In verità l’art. 148, comma 5 del Dls 152/2006, riconoscendo la specificità della montagna, prevede che i Comuni montani con popolazione sino a 1.000 possano continuare a gestire autonomamente ed in proprio il servizio idrico. In forza di tale previsione solo i Comuni di Cercivento, Forni Avoltri e Ligosullo hanno scelto di continuare a gestire autonomamente con il consenso dei cittadini-utenti il servizio idrico, nonostante l’ATO – unico in Italia - si sia opposto.
Con Decreto del Presidente del Consiglio dei Ministri del 20 luglio 2012 il “potere” sull’acqua del nostro rubinetto riprende a viaggiare allontanadosi sempre di più. Infatti viene trasferito dall’ATO di Udine all’AEEG di Milano, alla quale sono attribuiti tutti i poteri in materia di servizio idrico con la conseguenza che la tariffa viene fissata da detta Autorità e non più dall’assemblea dei sindaci dell’Ato, che così sono stati spogliati di ogni potere.E’ così accaduto che i Sindaci dell’Alto Friuli, chiamati il 09.07.2013 ad esprimere un voto solo consultivo, sotto il ricatto che l’AEEG avrebbe potuto decidere un aumento del 20-30%, - avendo il potere autonomo di farlo - hanno reso parere favorevole per il 2012-2013 ad un aumento della tariffa del 6,5%, mentre AEEG ritiene possibili futuri aumenti sino al 43,5%. Lo strapotere dell’AEEG si è spinto sino a prevedere nell’allegato A della propria deliberazione 585/2012 che la gestione delle acque meteoriche e di drenaggio urbano nonché le attività di pulizia e la manutenzione delle caditoie stradali sono considerati facenti parte del SII , cioè del Servizio Idrico Integrato e, quindi da caricare sulla bolletta.

■ ■ ■ ■ ■

Consegne dell'esercizio ->
1) Nel testo sul servizio idrico, quale aumento della tariffa per il 2012-2013 hanno approvato i Sindaci dell'Alto Friuli?
2) Riscrivi il tratto del testo sul servizio idrico che va da "In verità l’art." fino a "si sia opposto.", scambiando "autonomamente" con "in modo indipendente".
3) Prosegui il testo sul servizio idrico dal punto in cui termina.

■ ■ ■ ■ ■

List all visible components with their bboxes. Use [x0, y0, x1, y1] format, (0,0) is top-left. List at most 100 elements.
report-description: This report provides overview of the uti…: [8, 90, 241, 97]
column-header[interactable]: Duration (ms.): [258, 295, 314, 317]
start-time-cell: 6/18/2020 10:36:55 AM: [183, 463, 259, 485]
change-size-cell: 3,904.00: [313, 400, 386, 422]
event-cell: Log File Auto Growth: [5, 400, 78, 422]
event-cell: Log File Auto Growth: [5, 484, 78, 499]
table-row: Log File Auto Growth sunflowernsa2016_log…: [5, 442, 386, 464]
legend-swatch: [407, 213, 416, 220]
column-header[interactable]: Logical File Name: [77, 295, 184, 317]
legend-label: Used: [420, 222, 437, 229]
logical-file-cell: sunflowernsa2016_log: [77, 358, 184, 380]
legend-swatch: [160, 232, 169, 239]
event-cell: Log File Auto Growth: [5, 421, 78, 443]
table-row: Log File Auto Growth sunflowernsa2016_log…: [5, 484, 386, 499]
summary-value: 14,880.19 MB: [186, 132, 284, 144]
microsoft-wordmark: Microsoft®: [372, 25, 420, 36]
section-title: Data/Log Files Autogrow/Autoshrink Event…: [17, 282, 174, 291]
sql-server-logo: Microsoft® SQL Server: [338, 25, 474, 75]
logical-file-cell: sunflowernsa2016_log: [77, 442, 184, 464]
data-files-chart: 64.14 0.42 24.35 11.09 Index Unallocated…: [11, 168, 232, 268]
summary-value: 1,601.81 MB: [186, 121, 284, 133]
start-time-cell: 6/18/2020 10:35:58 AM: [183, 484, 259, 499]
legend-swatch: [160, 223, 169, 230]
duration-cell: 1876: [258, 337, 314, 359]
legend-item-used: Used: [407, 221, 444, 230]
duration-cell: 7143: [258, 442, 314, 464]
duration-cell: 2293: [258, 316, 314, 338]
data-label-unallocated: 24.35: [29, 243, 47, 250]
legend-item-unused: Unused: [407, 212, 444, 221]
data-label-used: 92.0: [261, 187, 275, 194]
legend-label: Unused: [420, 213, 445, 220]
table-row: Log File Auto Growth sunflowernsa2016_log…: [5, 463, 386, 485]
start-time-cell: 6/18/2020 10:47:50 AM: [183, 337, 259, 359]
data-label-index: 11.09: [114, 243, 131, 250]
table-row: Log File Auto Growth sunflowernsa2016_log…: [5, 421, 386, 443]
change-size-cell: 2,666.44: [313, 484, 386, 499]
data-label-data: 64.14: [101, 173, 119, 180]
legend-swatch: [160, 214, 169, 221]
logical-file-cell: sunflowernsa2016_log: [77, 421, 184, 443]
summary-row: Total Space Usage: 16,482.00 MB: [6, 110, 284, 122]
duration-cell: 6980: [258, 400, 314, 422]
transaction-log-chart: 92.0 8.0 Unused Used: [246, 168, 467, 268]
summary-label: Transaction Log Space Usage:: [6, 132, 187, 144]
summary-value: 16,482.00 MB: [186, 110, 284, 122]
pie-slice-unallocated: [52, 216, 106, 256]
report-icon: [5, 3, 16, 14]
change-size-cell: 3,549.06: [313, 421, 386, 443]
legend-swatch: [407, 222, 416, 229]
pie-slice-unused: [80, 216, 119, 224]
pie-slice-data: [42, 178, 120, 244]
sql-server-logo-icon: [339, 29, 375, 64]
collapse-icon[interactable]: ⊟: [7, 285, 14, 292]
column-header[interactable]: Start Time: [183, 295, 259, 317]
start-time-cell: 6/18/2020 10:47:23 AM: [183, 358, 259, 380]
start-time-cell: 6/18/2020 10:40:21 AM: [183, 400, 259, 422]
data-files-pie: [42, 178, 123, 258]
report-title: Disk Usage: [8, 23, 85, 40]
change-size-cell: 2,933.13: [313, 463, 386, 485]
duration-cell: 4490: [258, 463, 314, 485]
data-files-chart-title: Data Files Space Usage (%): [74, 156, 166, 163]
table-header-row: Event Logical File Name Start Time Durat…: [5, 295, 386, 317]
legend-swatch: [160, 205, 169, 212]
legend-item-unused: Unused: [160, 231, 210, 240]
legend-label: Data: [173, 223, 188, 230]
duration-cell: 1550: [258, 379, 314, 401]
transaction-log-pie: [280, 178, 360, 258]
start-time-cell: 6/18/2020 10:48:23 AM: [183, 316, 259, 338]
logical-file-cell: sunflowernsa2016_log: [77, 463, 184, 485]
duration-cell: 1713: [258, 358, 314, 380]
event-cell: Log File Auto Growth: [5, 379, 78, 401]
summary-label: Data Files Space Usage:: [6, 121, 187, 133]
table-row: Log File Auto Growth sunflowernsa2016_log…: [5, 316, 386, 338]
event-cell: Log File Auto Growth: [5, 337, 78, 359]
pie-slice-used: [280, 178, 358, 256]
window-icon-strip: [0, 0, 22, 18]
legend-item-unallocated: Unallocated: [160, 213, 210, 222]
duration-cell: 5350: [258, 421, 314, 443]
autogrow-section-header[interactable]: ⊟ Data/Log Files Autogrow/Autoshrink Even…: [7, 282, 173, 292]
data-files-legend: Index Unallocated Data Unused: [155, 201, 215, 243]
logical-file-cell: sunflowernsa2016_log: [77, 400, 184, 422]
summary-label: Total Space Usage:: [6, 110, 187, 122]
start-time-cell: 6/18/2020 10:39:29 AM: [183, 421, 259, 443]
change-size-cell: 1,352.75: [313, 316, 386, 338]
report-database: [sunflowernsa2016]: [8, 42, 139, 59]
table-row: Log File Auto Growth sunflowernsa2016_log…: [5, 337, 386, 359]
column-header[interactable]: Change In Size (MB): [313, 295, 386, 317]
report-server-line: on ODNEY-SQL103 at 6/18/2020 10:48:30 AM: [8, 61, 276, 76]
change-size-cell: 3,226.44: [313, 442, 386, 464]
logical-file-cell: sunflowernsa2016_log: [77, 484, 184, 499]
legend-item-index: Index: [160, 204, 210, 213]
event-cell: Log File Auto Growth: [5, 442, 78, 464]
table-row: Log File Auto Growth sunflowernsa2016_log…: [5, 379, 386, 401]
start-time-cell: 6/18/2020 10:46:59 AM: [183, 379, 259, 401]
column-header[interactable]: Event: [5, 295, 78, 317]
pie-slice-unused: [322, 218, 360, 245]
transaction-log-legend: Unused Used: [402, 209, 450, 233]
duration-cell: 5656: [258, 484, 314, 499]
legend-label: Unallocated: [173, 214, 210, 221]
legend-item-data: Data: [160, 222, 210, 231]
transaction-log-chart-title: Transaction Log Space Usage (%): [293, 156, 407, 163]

■ ■ ■ ■ ■

Soluzioni ->
1) Un aumento del 6,5%.

2)
In verità l’art. 148, comma 5 del Dls 152/2006, riconoscendo la specificità della montagna, prevede che i Comuni montani con popolazione sino a 1.000 possano continuare a gestire in modo indipendente ed in proprio il servizio idrico. In forza di tale previsione solo i Comuni di Cercivento, Forni Avoltri e Ligosullo hanno scelto di continuare a gestire in modo indipendente con il consenso dei cittadini-utenti il servizio idrico, nonostante l’ATO – unico in Italia - si sia opposto.

3)
Anche la “gestione” si appresta a viaggiare. Non si fermerà a Tolmezzo in Carniacque dal momento che circa il 34% della stessa è già a Udine nelle mani di Amga e che quest’ultima si unirà al Consorzio Acquedotto del Friuli Centrale (CAFC spa) ed è corteggiata da Hera, la multiutility dei Comuni di Bologna e della Romagna, la quale si ritiene investita, anche dal governo, del ruolo di aggregatrice di quel nordest che costituisce anche eurocollegio elettorale. Tant’è che già “Affari e Finanza” del 18 febbraio 2013 sotto il titolo “L’Hera post fusione punta sulle reti” completava detto titolo con la precisa affermazione dell’amministratore delegato Tommasi “Siamo polo aggregatore”. Come se questo non fosse sufficientemente chiaro, l’articolista Luca Pagni scriveva”..non c’è dubbio che il gruppo Hera si sia già portato avanti. Con una operazione con cui si è candidata a diventare il polo di aggregazione tra le società del Nord-Est” , citando l’udinese Amga tra queste.
Con il trasferimento del “potere” all’ AEEG da un lato e le aggregazioni societarie sulla “gestione”dall’altro lato, la tenaglia sull’acqua del nostro rubinetto si chiude. Perché tutto questo? Perché con la scusa dell’efficienza si vuole fare dell’acqua, bene comune e strategico, un oggetto di profitto e di potere delle grandi multiutility e società vicendevolmente legate alla politica.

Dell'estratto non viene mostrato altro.